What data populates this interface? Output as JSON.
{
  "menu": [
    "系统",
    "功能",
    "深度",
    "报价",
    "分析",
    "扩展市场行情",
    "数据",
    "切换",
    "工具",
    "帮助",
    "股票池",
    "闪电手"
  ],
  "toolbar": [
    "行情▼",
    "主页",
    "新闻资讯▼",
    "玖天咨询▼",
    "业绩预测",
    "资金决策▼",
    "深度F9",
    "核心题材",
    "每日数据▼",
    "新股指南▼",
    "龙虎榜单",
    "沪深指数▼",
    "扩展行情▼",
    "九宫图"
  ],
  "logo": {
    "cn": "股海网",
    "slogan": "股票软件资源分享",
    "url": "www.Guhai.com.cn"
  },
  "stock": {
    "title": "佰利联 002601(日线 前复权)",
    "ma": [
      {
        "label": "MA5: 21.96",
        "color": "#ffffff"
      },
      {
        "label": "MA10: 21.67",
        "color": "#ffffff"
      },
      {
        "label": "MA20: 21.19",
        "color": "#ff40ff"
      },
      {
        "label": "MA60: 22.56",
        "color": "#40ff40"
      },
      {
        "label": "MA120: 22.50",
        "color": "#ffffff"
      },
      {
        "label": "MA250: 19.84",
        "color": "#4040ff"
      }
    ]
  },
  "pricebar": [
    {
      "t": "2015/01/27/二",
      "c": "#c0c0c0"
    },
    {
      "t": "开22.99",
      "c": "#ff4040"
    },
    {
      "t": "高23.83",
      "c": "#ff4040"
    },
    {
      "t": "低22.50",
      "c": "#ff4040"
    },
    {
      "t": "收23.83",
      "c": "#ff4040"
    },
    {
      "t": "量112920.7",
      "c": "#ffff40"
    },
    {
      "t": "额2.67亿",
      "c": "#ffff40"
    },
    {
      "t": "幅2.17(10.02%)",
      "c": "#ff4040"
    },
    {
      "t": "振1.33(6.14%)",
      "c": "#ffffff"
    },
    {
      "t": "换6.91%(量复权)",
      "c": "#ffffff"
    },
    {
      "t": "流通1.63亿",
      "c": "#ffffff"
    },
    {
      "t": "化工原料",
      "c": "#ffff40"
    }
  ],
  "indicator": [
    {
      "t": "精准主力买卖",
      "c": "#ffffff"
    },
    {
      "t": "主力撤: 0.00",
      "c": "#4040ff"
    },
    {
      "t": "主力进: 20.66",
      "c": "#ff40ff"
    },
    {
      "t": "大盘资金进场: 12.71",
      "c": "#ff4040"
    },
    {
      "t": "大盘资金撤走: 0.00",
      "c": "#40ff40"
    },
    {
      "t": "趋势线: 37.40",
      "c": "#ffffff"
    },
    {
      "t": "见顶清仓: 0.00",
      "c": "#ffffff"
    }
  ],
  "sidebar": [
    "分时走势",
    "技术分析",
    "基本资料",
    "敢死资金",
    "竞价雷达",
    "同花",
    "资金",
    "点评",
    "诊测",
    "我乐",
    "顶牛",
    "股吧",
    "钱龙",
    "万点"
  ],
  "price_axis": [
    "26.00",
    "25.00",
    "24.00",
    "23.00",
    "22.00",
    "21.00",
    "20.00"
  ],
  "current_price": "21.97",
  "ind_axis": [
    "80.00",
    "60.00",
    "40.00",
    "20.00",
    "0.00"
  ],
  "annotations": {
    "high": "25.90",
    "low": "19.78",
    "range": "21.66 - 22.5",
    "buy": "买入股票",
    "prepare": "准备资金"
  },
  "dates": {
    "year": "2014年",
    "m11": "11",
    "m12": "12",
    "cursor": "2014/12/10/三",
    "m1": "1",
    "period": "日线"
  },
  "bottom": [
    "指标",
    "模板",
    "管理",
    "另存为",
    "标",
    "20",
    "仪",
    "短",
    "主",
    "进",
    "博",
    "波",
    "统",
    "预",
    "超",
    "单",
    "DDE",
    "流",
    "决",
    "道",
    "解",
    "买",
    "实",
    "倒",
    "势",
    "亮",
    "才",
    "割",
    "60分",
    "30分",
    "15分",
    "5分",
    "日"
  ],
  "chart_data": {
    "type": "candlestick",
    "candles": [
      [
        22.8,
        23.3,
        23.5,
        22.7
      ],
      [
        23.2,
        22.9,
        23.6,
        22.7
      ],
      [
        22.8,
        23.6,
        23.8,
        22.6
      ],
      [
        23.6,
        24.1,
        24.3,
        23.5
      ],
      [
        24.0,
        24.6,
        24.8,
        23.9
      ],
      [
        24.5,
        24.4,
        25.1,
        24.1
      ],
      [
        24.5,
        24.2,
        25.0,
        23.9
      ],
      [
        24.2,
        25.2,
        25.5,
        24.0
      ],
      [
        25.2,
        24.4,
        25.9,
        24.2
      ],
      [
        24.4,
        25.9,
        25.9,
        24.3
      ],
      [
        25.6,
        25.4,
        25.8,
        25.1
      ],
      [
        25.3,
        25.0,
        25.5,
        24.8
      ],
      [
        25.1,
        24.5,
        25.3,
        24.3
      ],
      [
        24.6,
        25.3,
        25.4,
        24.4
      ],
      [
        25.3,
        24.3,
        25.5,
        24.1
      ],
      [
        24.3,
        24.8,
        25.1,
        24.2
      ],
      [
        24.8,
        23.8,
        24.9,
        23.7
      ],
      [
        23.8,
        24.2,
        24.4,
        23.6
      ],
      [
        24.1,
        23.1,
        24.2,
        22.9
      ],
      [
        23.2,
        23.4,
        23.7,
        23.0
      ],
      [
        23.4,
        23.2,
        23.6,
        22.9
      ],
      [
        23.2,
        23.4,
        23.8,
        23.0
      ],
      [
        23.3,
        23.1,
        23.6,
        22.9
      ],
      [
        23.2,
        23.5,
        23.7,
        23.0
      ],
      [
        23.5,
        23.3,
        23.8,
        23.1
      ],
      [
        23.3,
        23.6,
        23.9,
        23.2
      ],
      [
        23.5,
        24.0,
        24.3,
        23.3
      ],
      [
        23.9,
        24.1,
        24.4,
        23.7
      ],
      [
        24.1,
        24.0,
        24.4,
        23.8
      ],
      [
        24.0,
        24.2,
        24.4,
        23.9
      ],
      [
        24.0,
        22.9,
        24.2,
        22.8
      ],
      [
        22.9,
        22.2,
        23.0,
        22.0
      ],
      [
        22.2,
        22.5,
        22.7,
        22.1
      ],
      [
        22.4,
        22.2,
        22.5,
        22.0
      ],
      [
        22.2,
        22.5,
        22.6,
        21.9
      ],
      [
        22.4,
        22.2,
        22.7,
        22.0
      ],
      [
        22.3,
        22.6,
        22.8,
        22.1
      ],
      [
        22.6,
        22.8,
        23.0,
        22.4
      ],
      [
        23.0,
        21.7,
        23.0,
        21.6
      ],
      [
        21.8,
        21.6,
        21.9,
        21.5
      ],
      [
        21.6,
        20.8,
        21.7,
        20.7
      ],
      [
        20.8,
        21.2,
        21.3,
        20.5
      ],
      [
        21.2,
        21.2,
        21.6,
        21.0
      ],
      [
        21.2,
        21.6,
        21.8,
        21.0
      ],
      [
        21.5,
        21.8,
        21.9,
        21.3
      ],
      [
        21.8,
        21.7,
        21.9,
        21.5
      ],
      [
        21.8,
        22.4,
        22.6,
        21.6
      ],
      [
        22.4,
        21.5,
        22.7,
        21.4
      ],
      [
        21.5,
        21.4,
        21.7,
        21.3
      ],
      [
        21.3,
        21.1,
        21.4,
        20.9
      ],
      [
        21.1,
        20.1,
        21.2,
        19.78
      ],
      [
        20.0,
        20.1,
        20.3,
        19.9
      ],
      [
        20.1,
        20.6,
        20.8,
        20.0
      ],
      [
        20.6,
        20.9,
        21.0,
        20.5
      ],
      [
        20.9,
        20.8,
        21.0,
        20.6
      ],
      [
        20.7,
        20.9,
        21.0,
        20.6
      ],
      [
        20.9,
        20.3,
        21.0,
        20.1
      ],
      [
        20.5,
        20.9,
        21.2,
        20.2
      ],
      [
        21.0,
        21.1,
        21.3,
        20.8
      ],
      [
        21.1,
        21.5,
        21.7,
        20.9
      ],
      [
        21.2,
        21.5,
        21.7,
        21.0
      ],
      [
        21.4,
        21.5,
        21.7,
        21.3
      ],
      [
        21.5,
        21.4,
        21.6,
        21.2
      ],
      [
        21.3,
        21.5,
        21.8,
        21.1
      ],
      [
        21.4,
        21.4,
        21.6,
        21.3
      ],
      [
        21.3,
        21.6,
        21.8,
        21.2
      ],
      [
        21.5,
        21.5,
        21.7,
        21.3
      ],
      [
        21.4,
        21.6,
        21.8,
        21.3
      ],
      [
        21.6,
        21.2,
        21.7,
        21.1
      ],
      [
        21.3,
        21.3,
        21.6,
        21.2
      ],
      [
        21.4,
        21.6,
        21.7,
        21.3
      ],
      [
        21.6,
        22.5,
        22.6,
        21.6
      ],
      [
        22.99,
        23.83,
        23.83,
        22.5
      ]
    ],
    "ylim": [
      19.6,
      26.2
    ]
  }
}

::::

▶ _TASK GOAL_
Respond with nothing but the number of lines in the entries that contain the string "label".

▶ _COMPLETE ANSWER_
6